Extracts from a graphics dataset

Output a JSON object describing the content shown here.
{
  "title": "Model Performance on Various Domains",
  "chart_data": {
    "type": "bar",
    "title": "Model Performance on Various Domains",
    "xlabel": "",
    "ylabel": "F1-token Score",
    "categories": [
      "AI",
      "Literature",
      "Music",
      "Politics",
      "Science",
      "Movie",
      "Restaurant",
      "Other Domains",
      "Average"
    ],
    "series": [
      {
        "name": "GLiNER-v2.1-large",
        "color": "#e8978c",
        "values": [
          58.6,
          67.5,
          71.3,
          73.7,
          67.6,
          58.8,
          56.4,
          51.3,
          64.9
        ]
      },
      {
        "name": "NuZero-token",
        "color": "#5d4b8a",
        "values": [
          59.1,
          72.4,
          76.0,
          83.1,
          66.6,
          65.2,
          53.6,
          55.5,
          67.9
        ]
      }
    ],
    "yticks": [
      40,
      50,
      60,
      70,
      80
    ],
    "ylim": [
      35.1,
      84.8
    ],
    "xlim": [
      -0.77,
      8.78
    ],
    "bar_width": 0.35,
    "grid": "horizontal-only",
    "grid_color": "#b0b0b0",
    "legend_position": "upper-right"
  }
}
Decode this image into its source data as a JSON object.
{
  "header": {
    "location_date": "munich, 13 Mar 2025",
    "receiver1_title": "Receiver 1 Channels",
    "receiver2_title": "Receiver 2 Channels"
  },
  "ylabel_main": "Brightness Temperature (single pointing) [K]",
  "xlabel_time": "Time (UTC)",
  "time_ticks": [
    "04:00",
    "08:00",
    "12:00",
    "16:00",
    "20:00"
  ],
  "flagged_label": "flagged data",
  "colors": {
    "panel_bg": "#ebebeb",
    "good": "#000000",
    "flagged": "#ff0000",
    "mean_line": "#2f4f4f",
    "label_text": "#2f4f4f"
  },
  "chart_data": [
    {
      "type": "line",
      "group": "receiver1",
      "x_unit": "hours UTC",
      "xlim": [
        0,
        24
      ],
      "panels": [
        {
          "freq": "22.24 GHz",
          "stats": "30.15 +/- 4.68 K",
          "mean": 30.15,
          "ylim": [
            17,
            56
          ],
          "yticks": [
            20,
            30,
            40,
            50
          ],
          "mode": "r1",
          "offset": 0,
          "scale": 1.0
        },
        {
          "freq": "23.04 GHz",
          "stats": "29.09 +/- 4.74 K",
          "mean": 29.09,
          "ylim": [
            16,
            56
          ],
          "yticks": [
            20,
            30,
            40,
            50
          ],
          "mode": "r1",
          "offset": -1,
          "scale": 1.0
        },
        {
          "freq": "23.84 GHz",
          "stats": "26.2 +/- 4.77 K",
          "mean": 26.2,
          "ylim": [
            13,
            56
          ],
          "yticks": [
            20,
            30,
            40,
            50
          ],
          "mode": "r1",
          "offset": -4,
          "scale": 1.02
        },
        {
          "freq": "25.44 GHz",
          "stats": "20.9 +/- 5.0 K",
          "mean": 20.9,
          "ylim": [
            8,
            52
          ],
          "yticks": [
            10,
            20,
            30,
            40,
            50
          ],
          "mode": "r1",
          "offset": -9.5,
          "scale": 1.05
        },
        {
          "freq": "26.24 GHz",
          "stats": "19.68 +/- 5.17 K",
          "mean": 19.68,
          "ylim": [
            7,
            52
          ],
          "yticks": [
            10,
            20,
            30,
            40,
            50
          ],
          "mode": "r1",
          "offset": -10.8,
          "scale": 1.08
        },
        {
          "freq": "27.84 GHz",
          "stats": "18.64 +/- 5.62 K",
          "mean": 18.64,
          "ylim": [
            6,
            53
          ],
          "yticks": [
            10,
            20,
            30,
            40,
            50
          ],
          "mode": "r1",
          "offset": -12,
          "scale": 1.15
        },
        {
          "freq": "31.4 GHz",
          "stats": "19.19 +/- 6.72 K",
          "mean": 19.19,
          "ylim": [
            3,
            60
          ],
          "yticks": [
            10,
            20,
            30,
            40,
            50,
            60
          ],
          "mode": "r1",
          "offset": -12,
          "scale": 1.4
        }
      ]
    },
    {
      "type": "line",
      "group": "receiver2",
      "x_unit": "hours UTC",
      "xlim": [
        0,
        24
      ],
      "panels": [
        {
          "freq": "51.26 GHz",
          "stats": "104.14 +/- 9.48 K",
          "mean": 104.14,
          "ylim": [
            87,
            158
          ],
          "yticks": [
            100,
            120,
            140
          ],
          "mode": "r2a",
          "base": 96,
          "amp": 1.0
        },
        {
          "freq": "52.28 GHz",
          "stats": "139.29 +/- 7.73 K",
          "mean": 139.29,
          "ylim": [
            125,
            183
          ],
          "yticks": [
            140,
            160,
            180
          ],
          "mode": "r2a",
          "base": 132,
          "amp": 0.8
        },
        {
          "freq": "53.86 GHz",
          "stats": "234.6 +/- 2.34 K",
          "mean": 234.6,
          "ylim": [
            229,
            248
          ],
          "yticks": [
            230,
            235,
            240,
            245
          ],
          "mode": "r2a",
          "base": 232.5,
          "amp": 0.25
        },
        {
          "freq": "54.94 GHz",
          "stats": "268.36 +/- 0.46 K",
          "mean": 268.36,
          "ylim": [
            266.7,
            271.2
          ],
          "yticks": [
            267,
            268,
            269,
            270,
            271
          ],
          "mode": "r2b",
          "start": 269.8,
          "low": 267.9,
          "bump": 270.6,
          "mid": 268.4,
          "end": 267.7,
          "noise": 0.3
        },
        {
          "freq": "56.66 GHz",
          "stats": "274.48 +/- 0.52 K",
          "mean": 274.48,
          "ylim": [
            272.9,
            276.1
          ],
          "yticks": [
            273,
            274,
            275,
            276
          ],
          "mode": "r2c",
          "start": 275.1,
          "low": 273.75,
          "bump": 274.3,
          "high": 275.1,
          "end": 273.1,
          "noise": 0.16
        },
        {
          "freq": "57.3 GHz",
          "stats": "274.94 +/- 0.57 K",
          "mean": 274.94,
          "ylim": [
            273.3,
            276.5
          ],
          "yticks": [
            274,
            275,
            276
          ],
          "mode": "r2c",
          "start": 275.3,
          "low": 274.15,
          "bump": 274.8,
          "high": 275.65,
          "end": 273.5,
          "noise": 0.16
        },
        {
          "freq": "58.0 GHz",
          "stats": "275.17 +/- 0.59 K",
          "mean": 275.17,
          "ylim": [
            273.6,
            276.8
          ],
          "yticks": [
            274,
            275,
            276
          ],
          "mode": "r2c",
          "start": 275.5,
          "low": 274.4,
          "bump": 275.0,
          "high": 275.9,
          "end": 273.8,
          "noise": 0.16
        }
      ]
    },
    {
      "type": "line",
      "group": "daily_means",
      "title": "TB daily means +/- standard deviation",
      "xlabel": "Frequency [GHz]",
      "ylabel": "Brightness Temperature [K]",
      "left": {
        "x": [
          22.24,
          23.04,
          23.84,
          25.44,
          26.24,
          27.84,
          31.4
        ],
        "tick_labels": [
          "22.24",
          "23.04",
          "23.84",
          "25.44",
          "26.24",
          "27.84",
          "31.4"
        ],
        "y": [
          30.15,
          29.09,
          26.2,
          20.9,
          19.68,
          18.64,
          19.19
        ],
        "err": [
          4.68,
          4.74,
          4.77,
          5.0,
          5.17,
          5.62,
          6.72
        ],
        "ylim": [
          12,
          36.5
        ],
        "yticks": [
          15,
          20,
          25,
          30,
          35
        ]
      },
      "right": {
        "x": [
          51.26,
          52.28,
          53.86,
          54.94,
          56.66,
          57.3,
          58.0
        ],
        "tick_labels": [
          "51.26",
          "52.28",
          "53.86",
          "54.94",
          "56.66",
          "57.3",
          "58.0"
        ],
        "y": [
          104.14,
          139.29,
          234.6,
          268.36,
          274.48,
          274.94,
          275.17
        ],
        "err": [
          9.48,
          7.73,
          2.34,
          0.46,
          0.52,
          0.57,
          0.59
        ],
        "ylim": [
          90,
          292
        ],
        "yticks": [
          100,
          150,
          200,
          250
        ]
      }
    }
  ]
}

-- Exercise prompt --
Extract each line from the listing that holds the word "token".

-- Reply to the exercise --
    "ylabel": "F1-token Score",
        "name": "NuZero-token",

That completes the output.